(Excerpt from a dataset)
▶

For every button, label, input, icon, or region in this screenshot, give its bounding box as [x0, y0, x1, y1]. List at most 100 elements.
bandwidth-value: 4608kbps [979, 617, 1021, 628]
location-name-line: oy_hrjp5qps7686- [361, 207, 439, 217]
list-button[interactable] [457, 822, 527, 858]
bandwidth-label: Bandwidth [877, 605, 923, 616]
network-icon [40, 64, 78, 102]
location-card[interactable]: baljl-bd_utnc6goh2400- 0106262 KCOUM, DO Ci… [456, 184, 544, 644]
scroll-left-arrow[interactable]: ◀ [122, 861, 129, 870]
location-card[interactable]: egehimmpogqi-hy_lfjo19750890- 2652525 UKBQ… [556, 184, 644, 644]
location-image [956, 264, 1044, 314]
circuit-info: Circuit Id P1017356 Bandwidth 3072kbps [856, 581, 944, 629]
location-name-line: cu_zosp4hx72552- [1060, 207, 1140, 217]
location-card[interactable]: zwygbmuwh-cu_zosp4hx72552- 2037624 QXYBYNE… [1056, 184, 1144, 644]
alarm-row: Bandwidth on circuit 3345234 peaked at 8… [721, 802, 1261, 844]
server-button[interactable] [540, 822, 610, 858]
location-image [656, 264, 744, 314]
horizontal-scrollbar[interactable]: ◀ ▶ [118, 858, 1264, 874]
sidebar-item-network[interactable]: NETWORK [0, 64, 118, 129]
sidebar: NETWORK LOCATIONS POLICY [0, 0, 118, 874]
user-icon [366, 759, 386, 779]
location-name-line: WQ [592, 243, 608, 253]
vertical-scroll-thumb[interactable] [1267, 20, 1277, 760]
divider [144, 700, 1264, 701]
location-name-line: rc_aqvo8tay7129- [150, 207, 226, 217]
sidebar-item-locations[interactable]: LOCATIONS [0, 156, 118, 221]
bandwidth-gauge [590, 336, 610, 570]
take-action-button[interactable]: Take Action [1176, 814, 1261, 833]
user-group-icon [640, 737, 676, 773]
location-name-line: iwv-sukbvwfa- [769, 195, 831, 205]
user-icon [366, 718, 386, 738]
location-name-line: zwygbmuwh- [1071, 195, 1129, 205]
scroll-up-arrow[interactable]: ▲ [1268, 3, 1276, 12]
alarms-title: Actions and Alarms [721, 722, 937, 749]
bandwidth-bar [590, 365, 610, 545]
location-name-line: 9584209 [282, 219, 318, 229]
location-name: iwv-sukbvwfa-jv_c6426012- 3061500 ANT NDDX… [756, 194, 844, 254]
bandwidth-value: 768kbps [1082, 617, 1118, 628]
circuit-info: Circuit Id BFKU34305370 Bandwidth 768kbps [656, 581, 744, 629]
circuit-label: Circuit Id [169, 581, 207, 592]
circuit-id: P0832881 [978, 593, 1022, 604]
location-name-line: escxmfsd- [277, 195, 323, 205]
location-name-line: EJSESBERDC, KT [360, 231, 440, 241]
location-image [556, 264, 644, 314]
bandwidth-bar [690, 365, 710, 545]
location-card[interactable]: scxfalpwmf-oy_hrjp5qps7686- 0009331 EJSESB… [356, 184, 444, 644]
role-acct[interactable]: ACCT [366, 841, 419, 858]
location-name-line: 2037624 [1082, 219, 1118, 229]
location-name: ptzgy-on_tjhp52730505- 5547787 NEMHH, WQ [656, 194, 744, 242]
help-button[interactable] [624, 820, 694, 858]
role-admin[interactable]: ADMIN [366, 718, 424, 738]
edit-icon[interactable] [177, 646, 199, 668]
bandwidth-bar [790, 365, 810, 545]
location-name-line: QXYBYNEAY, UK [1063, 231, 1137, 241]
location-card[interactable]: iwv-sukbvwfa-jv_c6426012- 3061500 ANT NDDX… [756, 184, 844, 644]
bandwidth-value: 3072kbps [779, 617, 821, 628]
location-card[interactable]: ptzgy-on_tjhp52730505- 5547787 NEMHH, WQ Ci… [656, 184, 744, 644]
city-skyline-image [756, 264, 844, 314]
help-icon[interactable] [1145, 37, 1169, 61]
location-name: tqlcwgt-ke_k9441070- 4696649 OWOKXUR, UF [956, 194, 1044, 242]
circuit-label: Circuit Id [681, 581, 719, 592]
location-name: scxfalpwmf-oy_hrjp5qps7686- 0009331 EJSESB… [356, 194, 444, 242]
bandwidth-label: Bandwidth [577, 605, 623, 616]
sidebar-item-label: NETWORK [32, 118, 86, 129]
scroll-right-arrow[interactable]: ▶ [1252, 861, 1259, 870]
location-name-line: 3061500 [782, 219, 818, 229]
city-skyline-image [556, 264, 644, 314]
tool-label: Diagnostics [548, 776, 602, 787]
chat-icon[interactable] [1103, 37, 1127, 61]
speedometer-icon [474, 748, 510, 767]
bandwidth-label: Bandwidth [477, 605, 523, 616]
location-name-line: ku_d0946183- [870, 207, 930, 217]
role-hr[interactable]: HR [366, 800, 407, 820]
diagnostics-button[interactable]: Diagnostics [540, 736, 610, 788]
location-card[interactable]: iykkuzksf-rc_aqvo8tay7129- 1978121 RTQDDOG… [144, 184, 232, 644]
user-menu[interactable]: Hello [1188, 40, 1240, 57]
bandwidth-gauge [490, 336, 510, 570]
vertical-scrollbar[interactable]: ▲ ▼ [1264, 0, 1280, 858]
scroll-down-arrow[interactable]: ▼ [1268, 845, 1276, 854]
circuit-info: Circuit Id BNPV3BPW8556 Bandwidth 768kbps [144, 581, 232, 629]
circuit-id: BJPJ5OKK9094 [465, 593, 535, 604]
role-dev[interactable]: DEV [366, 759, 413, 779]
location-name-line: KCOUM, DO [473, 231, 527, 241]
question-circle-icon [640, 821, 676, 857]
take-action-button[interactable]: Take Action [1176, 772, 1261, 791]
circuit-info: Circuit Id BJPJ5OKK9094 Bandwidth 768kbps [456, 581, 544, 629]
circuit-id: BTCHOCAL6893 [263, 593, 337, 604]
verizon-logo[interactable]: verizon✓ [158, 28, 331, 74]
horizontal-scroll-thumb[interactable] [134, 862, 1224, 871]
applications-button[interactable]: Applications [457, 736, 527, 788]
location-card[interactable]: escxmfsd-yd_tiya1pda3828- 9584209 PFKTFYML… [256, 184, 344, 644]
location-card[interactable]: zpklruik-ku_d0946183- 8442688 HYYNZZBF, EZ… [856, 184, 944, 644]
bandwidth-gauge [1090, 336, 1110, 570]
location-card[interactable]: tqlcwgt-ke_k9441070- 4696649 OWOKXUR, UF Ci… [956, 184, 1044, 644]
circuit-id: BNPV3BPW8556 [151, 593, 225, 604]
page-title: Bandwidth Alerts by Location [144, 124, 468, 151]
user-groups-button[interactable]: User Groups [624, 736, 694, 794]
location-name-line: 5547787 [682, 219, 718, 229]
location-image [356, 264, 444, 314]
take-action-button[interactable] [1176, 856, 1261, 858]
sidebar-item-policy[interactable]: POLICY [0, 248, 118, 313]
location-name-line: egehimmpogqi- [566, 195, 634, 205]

◀

Reproduce every entry above word for word, with nothing changed or left out.

For every button, label, input, icon, or region in this screenshot, give its bounding box as [x0, y0, x1, y1]. List at most 100 elements.
bandwidth-value: 4608kbps [979, 617, 1021, 628]
location-name-line: oy_hrjp5qps7686- [361, 207, 439, 217]
list-button[interactable] [457, 822, 527, 858]
bandwidth-label: Bandwidth [877, 605, 923, 616]
network-icon [40, 64, 78, 102]
location-card[interactable]: baljl-bd_utnc6goh2400- 0106262 KCOUM, DO Ci… [456, 184, 544, 644]
scroll-left-arrow[interactable]: ◀ [122, 861, 129, 870]
location-card[interactable]: egehimmpogqi-hy_lfjo19750890- 2652525 UKBQ… [556, 184, 644, 644]
location-image [956, 264, 1044, 314]
circuit-info: Circuit Id P1017356 Bandwidth 3072kbps [856, 581, 944, 629]
location-name-line: cu_zosp4hx72552- [1060, 207, 1140, 217]
location-card[interactable]: zwygbmuwh-cu_zosp4hx72552- 2037624 QXYBYNE… [1056, 184, 1144, 644]
alarm-row: Bandwidth on circuit 3345234 peaked at 8… [721, 802, 1261, 844]
server-button[interactable] [540, 822, 610, 858]
location-image [656, 264, 744, 314]
horizontal-scrollbar[interactable]: ◀ ▶ [118, 858, 1264, 874]
sidebar-item-network[interactable]: NETWORK [0, 64, 118, 129]
sidebar: NETWORK LOCATIONS POLICY [0, 0, 118, 874]
user-icon [366, 759, 386, 779]
location-name-line: WQ [592, 243, 608, 253]
vertical-scroll-thumb[interactable] [1267, 20, 1277, 760]
divider [144, 700, 1264, 701]
location-name-line: rc_aqvo8tay7129- [150, 207, 226, 217]
sidebar-item-locations[interactable]: LOCATIONS [0, 156, 118, 221]
bandwidth-gauge [590, 336, 610, 570]
take-action-button[interactable]: Take Action [1176, 814, 1261, 833]
user-group-icon [640, 737, 676, 773]
location-name-line: iwv-sukbvwfa- [769, 195, 831, 205]
user-icon [366, 718, 386, 738]
location-name-line: zwygbmuwh- [1071, 195, 1129, 205]
scroll-up-arrow[interactable]: ▲ [1268, 3, 1276, 12]
alarms-title: Actions and Alarms [721, 722, 937, 749]
bandwidth-bar [590, 365, 610, 545]
location-name-line: 9584209 [282, 219, 318, 229]
location-name: iwv-sukbvwfa-jv_c6426012- 3061500 ANT NDDX… [756, 194, 844, 254]
bandwidth-value: 768kbps [1082, 617, 1118, 628]
circuit-info: Circuit Id BFKU34305370 Bandwidth 768kbps [656, 581, 744, 629]
circuit-label: Circuit Id [169, 581, 207, 592]
circuit-id: P0832881 [978, 593, 1022, 604]
location-name-line: escxmfsd- [277, 195, 323, 205]
location-name-line: EJSESBERDC, KT [360, 231, 440, 241]
location-image [556, 264, 644, 314]
bandwidth-bar [690, 365, 710, 545]
location-card[interactable]: scxfalpwmf-oy_hrjp5qps7686- 0009331 EJSESB… [356, 184, 444, 644]
role-acct[interactable]: ACCT [366, 841, 419, 858]
location-name-line: 2037624 [1082, 219, 1118, 229]
location-name: ptzgy-on_tjhp52730505- 5547787 NEMHH, WQ [656, 194, 744, 242]
help-button[interactable] [624, 820, 694, 858]
role-admin[interactable]: ADMIN [366, 718, 424, 738]
edit-icon[interactable] [177, 646, 199, 668]
bandwidth-bar [790, 365, 810, 545]
location-name-line: QXYBYNEAY, UK [1063, 231, 1137, 241]
location-card[interactable]: iwv-sukbvwfa-jv_c6426012- 3061500 ANT NDDX… [756, 184, 844, 644]
bandwidth-value: 3072kbps [779, 617, 821, 628]
location-card[interactable]: ptzgy-on_tjhp52730505- 5547787 NEMHH, WQ Ci… [656, 184, 744, 644]
city-skyline-image [756, 264, 844, 314]
help-icon[interactable] [1145, 37, 1169, 61]
location-name: tqlcwgt-ke_k9441070- 4696649 OWOKXUR, UF [956, 194, 1044, 242]
circuit-label: Circuit Id [681, 581, 719, 592]
location-name: scxfalpwmf-oy_hrjp5qps7686- 0009331 EJSESB… [356, 194, 444, 242]
bandwidth-label: Bandwidth [577, 605, 623, 616]
sidebar-item-label: NETWORK [32, 118, 86, 129]
scroll-right-arrow[interactable]: ▶ [1252, 861, 1259, 870]
location-name-line: 3061500 [782, 219, 818, 229]
city-skyline-image [556, 264, 644, 314]
tool-label: Diagnostics [548, 776, 602, 787]
chat-icon[interactable] [1103, 37, 1127, 61]
speedometer-icon [474, 748, 510, 767]
bandwidth-label: Bandwidth [477, 605, 523, 616]
location-name-line: ku_d0946183- [870, 207, 930, 217]
role-hr[interactable]: HR [366, 800, 407, 820]
diagnostics-button[interactable]: Diagnostics [540, 736, 610, 788]
location-card[interactable]: iykkuzksf-rc_aqvo8tay7129- 1978121 RTQDDOG… [144, 184, 232, 644]
user-menu[interactable]: Hello [1188, 40, 1240, 57]
bandwidth-gauge [490, 336, 510, 570]
vertical-scrollbar[interactable]: ▲ ▼ [1264, 0, 1280, 858]
scroll-down-arrow[interactable]: ▼ [1268, 845, 1276, 854]
circuit-info: Circuit Id BNPV3BPW8556 Bandwidth 768kbps [144, 581, 232, 629]
circuit-id: BJPJ5OKK9094 [465, 593, 535, 604]
role-dev[interactable]: DEV [366, 759, 413, 779]
location-name-line: KCOUM, DO [473, 231, 527, 241]
question-circle-icon [640, 821, 676, 857]
take-action-button[interactable]: Take Action [1176, 772, 1261, 791]
circuit-info: Circuit Id BJPJ5OKK9094 Bandwidth 768kbps [456, 581, 544, 629]
circuit-id: BTCHOCAL6893 [263, 593, 337, 604]
verizon-logo[interactable]: verizon✓ [158, 28, 331, 74]
horizontal-scroll-thumb[interactable] [134, 862, 1224, 871]
applications-button[interactable]: Applications [457, 736, 527, 788]
location-card[interactable]: escxmfsd-yd_tiya1pda3828- 9584209 PFKTFYML… [256, 184, 344, 644]
location-card[interactable]: zpklruik-ku_d0946183- 8442688 HYYNZZBF, EZ… [856, 184, 944, 644]
bandwidth-gauge [1090, 336, 1110, 570]
location-card[interactable]: tqlcwgt-ke_k9441070- 4696649 OWOKXUR, UF Ci… [956, 184, 1044, 644]
circuit-id: BNPV3BPW8556 [151, 593, 225, 604]
page-title: Bandwidth Alerts by Location [144, 124, 468, 151]
user-groups-button[interactable]: User Groups [624, 736, 694, 794]
location-name-line: 5547787 [682, 219, 718, 229]
location-image [356, 264, 444, 314]
take-action-button[interactable] [1176, 856, 1261, 858]
sidebar-item-policy[interactable]: POLICY [0, 248, 118, 313]
location-name-line: egehimmpogqi- [566, 195, 634, 205]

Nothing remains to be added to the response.